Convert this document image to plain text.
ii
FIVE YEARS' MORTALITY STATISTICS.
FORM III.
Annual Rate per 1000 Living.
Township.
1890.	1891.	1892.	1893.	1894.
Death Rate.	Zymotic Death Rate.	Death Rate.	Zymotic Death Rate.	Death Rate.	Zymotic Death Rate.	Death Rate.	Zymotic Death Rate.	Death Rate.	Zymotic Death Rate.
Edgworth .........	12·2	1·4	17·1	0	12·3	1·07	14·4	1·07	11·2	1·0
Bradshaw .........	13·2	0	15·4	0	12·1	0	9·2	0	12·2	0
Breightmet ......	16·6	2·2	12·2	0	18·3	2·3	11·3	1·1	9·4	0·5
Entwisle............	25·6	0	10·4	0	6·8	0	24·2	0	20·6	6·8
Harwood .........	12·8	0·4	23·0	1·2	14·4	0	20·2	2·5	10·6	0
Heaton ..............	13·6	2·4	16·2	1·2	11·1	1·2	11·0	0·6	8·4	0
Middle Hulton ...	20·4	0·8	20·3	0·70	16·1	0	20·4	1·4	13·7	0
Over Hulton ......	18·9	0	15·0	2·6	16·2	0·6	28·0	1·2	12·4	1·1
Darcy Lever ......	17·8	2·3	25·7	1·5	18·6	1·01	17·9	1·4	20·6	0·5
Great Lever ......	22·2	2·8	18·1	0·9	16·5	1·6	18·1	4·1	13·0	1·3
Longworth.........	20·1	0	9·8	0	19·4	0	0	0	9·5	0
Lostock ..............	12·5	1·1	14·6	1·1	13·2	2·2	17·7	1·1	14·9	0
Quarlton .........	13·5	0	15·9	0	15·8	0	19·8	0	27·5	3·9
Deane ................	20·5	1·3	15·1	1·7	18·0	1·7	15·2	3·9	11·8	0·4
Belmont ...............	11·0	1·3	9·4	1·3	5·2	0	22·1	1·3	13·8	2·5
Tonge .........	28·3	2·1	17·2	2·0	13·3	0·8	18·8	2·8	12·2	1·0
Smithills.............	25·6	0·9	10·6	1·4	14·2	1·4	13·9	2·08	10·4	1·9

==

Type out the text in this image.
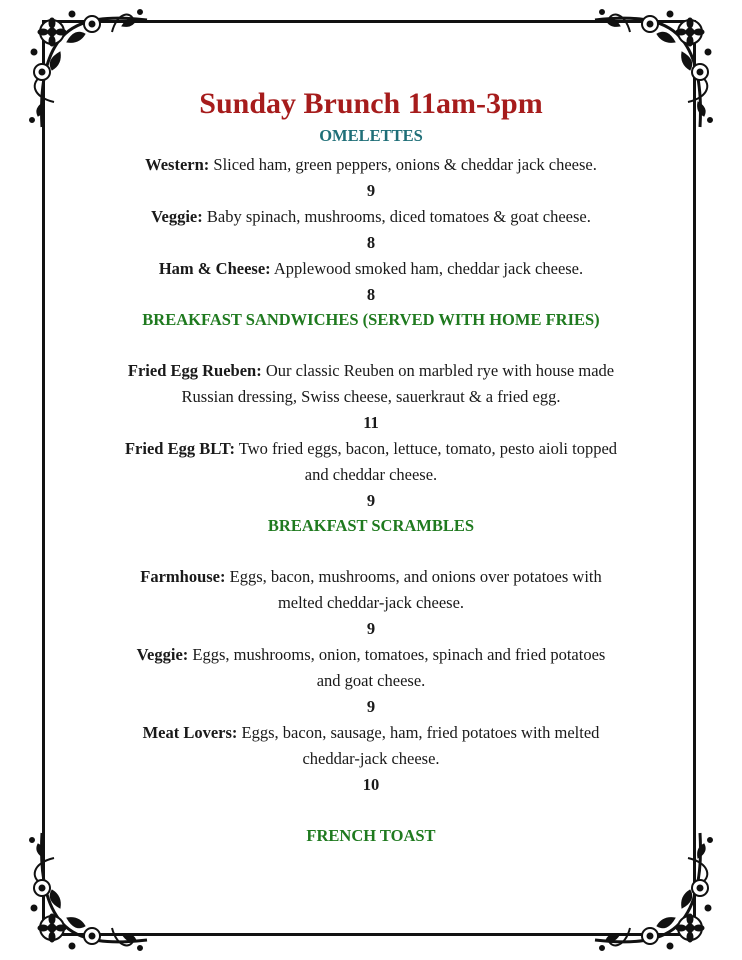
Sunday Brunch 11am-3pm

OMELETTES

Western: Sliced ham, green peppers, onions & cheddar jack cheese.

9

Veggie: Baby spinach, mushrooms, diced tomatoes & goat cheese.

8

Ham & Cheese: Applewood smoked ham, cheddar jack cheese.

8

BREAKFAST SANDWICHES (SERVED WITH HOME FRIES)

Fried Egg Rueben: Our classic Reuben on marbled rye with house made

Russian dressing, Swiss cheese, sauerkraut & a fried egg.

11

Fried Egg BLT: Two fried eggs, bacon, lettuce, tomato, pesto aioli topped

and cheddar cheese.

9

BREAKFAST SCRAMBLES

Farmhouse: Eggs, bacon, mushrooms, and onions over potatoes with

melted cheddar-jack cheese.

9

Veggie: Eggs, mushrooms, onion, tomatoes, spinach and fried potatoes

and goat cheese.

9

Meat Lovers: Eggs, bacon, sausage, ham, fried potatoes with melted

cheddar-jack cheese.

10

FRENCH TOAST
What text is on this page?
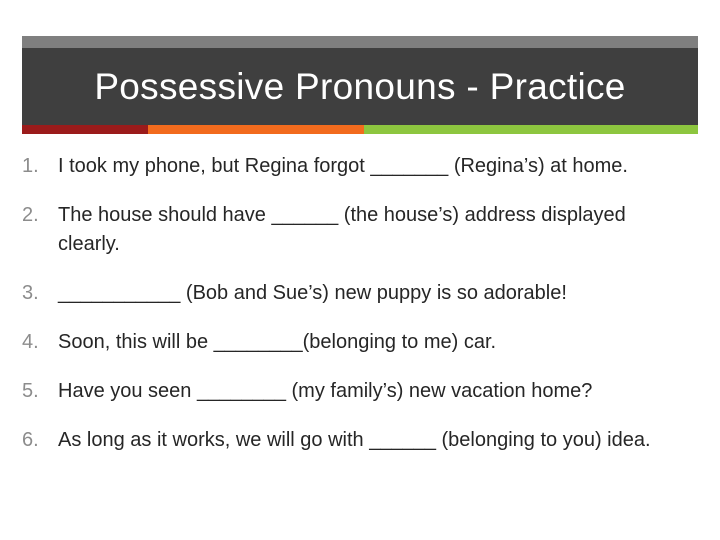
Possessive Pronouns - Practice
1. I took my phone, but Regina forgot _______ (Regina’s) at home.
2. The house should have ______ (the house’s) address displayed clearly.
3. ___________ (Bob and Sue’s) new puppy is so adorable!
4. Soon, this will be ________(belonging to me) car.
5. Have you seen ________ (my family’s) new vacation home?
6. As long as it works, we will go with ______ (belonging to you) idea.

==

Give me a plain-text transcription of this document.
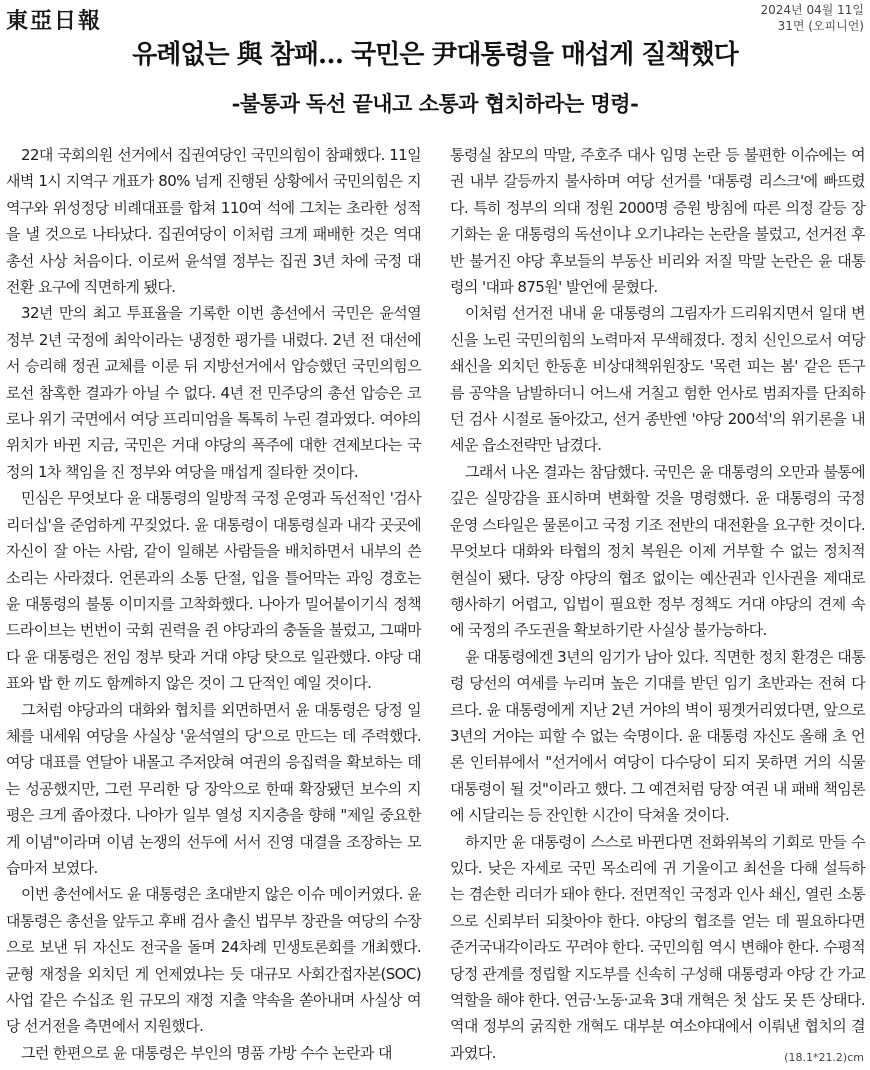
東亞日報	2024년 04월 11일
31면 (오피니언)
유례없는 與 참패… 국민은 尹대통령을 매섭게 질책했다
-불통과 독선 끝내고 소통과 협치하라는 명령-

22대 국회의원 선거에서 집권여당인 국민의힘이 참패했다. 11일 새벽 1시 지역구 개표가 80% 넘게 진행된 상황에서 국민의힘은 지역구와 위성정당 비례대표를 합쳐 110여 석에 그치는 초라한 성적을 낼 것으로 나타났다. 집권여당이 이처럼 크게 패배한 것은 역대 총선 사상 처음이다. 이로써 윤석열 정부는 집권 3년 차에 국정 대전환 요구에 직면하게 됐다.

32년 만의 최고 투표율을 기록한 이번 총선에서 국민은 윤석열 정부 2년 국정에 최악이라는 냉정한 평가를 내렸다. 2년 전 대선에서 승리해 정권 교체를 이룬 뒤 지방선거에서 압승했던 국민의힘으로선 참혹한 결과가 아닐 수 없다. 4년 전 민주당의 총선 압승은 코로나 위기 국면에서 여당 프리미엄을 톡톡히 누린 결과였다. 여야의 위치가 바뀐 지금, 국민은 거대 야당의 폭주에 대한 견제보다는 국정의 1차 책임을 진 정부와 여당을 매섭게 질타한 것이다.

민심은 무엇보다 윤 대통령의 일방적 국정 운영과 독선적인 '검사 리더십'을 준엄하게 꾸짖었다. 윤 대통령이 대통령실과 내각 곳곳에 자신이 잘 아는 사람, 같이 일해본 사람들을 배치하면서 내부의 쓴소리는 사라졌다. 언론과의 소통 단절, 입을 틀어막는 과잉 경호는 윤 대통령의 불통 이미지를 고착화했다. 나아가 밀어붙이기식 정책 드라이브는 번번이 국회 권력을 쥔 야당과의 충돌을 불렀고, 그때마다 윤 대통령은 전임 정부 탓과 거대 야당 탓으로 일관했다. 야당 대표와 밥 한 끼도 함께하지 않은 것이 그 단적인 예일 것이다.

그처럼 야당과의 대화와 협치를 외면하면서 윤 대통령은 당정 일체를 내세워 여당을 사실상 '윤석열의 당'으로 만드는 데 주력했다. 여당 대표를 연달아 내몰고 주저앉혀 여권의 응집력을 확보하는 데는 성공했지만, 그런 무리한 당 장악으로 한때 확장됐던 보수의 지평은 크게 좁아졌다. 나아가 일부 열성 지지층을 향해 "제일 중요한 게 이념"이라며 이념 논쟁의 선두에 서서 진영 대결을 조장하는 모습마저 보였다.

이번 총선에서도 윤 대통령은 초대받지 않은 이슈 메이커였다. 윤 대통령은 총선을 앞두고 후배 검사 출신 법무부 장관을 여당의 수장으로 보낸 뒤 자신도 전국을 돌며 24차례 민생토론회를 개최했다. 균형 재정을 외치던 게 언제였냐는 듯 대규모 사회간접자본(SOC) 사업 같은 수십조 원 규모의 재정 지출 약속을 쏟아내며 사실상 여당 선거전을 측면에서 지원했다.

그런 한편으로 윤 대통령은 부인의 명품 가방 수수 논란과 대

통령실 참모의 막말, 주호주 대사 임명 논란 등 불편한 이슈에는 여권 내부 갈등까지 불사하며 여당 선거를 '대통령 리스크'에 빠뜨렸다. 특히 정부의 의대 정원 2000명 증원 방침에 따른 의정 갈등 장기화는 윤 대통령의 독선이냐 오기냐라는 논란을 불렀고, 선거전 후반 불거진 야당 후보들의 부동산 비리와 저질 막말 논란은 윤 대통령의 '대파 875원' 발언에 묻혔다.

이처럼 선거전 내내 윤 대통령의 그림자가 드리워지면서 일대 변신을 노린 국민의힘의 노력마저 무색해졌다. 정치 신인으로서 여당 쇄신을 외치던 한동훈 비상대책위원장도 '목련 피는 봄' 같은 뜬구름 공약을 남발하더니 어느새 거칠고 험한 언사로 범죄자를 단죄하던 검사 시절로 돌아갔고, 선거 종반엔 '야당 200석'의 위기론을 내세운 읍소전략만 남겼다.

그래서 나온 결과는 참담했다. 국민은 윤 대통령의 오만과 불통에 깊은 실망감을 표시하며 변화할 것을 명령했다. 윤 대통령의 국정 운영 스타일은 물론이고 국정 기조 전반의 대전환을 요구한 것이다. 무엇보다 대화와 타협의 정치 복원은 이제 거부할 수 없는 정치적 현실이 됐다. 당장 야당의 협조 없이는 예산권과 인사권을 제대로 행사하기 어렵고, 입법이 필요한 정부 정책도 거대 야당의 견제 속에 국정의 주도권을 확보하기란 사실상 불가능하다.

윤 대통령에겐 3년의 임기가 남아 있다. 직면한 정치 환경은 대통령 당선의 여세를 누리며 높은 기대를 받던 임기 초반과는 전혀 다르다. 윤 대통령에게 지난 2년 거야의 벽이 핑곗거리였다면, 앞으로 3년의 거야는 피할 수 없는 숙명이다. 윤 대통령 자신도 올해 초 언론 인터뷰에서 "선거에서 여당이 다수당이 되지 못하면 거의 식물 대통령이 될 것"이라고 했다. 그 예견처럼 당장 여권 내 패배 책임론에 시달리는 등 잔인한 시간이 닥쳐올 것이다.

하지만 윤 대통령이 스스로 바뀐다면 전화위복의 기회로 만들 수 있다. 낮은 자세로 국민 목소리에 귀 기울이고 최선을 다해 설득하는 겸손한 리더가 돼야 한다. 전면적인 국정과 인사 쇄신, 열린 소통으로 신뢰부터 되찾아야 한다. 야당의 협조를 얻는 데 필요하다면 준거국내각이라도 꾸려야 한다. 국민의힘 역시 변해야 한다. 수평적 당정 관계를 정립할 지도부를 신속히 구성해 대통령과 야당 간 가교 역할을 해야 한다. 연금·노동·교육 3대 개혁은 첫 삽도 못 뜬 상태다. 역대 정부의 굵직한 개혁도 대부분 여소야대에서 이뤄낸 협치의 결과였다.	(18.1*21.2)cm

* EXERCISE *
Collect each line above holding the string "bacon".

* SOLUTION TO THE EXERCISE *
Fried Egg BLT: Two fried eggs, bacon, lettuce, tomato, pesto aioli topped
Farmhouse: Eggs, bacon, mushrooms, and onions over potatoes with
Meat Lovers: Eggs, bacon, sausage, ham, fried potatoes with melted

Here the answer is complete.